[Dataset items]
---*---

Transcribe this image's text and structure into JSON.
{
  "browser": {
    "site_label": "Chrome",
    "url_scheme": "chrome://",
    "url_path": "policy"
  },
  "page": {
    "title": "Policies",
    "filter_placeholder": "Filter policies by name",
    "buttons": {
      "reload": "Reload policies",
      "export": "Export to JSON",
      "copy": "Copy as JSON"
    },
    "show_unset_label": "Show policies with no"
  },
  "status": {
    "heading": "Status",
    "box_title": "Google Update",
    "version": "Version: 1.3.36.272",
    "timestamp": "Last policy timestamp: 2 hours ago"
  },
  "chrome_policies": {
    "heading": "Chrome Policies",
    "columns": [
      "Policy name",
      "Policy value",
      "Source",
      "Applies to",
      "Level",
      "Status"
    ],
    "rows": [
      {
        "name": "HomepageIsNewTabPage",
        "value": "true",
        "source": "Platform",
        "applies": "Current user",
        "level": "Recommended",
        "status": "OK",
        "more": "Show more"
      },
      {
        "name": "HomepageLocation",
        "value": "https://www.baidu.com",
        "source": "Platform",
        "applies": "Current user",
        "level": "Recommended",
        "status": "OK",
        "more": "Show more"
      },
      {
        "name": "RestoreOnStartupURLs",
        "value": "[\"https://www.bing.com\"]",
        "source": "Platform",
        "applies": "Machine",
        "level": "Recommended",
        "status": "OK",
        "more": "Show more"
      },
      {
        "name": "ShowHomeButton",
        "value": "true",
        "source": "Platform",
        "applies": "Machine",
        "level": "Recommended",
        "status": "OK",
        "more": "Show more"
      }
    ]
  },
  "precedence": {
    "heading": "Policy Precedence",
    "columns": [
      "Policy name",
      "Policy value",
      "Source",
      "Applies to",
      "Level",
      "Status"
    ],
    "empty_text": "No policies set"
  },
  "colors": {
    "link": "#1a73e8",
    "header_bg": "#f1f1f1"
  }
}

---*---

## STATED PROBLEM
Print the records above exactly as they appear.

## THE RESULT
Transcribe this image's text and structure into JSON.
{
  "browser": {
    "site_label": "Chrome",
    "url_scheme": "chrome://",
    "url_path": "policy"
  },
  "page": {
    "title": "Policies",
    "filter_placeholder": "Filter policies by name",
    "buttons": {
      "reload": "Reload policies",
      "export": "Export to JSON",
      "copy": "Copy as JSON"
    },
    "show_unset_label": "Show policies with no"
  },
  "status": {
    "heading": "Status",
    "box_title": "Google Update",
    "version": "Version: 1.3.36.272",
    "timestamp": "Last policy timestamp: 2 hours ago"
  },
  "chrome_policies": {
    "heading": "Chrome Policies",
    "columns": [
      "Policy name",
      "Policy value",
      "Source",
      "Applies to",
      "Level",
      "Status"
    ],
    "rows": [
      {
        "name": "HomepageIsNewTabPage",
        "value": "true",
        "source": "Platform",
        "applies": "Current user",
        "level": "Recommended",
        "status": "OK",
        "more": "Show more"
      },
      {
        "name": "HomepageLocation",
        "value": "https://www.baidu.com",
        "source": "Platform",
        "applies": "Current user",
        "level": "Recommended",
        "status": "OK",
        "more": "Show more"
      },
      {
        "name": "RestoreOnStartupURLs",
        "value": "[\"https://www.bing.com\"]",
        "source": "Platform",
        "applies": "Machine",
        "level": "Recommended",
        "status": "OK",
        "more": "Show more"
      },
      {
        "name": "ShowHomeButton",
        "value": "true",
        "source": "Platform",
        "applies": "Machine",
        "level": "Recommended",
        "status": "OK",
        "more": "Show more"
      }
    ]
  },
  "precedence": {
    "heading": "Policy Precedence",
    "columns": [
      "Policy name",
      "Policy value",
      "Source",
      "Applies to",
      "Level",
      "Status"
    ],
    "empty_text": "No policies set"
  },
  "colors": {
    "link": "#1a73e8",
    "header_bg": "#f1f1f1"
  }
}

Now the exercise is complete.